Begin Document

Extended Tertian Harmony and Non-chord tones

Extended harmony is anything beyond the seventh in a triadic chord. This includes 9ths, 11ths, and 13ths. Labeled G9, G11, and G13 (for dominant chords).

  • G9 is G,B,D,F,A
  • G11 is G,B,D,F,A,C
  • G13 is G,B,D,F,A,C,E

If a non-chord tone doesn’t fit within our given possibilities, it’s most likely an extention. Your options for non-chord tones are:

  • passing tone
  • neighbor tone
  • escape tone
  • appogiatura
  • suspension
  • retardation
  • pedal tone (pedal point)
  • anticipation

If you have what looks like a G7, and you see an A, but it doesn’t fit into any of these non-chord tone motion options, you have a G9.

Dominant Ninth Chords

What are the differences between these chords?

  1. V9
    • when you have just a 9 next to the V, it includes all the triadic tones up to the ninth.
    • in C, spelled G,B,D,F,A.
  2. Vadd9
    • “add” means to add a note to the triadic harmony, in this case, you’re adding the 9th.
    • in C, spelled G,B,D,A.
    • also often grouped like G,A,B,D.
    • this is not the same as sub.
    • sub means to substitute a chord tone with the given note.
  3. V9 65
    • still spelled like a V9 but in first inversion (of seventh chord inversions).
    • if the ninth is on the bottom, it’s probably not a ninth, but a pedal tone.
  4. Vsub13
    • sub effects a chord tone, while add doesn’t.
    • though spelled the same as a iii6, it functions as the dominant so it is labelled Vsub13 (or Vsub6).
    • in C, spelled G,B,E.

A V9 chord is the combination of a V7 and a G#%7. In A, the lower 4 notes are E,G#,B,D (V7). The upper 4 notes are G#,B,D,F#.

  • when spelling dominant extentions use the diatonic scale degrees in the key of the tonic.

ALL OF THIS BEING SAID, the ninth chord is a last resort. It is rare in the type of music that this system of tonal analysis was created to analyze. Extentions are used mainly for jazz, which is far out of our fixed system of analysis.

Whether you analyze a tone as an extention or non-chord tone is up to how you hear it. Just make sure you label the tone to match what your analysis says.

In the case of a b9, (in A minor) the chord symbol would be a E7(b9). In the roman numeral analysis you would write V9, because the b9 is naturally occuring in the key. It is altered in the parallel major (how we label dominant extentions) so it is labelled as E7(b9) in chord symbols.

End Document
Begin Raw data

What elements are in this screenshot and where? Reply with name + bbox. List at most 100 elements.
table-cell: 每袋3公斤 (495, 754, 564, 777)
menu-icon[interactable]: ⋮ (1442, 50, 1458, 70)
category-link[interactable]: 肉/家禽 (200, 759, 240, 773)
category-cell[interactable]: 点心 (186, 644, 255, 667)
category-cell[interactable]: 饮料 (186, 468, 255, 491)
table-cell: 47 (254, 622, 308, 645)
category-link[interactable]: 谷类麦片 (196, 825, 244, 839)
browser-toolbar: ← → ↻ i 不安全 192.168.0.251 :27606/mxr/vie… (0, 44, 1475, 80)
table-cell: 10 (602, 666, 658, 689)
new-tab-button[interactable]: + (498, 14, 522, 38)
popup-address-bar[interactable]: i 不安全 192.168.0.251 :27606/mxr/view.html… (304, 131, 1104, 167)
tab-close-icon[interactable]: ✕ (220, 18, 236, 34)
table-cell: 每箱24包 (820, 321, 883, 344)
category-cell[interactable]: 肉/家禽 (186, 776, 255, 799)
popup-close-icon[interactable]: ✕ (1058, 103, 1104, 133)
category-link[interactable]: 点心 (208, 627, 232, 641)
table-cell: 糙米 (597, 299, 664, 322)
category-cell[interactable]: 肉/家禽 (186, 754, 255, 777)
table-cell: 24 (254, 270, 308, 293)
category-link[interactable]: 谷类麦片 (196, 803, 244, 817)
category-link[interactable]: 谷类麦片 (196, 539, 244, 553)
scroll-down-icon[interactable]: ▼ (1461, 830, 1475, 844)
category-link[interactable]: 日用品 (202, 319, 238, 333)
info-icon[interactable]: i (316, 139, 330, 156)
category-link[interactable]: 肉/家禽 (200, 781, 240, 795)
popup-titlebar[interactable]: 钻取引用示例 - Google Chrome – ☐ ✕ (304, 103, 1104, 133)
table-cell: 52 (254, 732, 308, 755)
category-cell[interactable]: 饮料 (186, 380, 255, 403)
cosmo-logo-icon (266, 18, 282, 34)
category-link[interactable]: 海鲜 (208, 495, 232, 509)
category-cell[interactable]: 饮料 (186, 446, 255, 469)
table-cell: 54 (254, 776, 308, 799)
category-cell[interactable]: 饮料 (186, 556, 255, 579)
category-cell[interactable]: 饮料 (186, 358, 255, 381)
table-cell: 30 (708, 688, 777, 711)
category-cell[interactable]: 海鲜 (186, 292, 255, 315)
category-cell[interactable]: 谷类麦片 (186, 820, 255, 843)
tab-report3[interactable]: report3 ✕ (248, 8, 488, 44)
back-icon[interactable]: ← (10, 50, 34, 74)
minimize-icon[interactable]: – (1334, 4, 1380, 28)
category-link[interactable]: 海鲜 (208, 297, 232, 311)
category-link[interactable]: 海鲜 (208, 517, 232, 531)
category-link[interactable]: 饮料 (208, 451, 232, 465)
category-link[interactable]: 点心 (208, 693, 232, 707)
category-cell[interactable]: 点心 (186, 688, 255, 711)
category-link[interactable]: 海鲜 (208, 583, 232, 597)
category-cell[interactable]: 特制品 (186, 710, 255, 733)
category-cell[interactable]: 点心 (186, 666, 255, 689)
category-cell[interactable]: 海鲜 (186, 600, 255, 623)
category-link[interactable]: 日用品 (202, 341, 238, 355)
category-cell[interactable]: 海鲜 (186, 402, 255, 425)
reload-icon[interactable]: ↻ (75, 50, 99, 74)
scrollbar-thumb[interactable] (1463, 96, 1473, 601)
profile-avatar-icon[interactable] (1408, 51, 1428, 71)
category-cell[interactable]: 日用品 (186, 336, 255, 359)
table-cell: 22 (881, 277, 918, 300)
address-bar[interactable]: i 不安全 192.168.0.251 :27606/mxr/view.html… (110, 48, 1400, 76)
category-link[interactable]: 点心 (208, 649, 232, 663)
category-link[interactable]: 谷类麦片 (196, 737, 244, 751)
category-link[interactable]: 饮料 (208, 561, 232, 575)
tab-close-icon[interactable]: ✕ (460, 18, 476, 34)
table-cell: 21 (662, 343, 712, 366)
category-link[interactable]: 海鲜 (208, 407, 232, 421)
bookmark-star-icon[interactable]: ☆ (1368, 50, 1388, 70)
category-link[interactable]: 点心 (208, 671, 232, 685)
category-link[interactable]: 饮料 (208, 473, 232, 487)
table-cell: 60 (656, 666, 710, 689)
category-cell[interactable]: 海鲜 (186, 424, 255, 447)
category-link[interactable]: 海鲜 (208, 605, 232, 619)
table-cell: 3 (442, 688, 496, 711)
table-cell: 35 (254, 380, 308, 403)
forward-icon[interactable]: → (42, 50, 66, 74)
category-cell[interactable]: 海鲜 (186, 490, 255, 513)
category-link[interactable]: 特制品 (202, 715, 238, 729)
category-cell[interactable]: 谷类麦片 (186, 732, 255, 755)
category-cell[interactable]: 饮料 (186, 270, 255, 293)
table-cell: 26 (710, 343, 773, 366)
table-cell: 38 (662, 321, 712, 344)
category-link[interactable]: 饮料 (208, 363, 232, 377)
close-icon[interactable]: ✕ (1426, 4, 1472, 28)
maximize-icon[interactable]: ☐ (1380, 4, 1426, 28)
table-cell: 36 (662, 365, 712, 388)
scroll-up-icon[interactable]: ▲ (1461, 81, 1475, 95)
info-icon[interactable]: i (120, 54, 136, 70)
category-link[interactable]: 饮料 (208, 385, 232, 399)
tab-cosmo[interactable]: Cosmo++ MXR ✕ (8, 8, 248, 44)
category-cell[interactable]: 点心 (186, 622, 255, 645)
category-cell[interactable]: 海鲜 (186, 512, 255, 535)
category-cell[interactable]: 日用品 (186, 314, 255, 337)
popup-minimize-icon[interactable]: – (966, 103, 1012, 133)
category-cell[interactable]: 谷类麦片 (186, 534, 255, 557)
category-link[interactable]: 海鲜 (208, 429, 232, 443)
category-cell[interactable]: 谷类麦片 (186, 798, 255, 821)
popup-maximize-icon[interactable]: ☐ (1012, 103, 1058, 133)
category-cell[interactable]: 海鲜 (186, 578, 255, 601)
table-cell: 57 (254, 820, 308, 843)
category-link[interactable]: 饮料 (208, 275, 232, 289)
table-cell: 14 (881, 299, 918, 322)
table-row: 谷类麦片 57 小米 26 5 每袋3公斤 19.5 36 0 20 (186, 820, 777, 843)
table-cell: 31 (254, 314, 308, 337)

End Raw data

**Your task**: Copy the stretch of the harmony text from "If a non-chord" through "tone (pedal point)".

**Result for this task**:
If a non-chord tone doesn’t fit within our given possibilities, it’s most likely an extention. Your options for non-chord tones are:

  • passing tone
  • neighbor tone
  • escape tone
  • appogiatura
  • suspension
  • retardation
  • pedal tone (pedal point)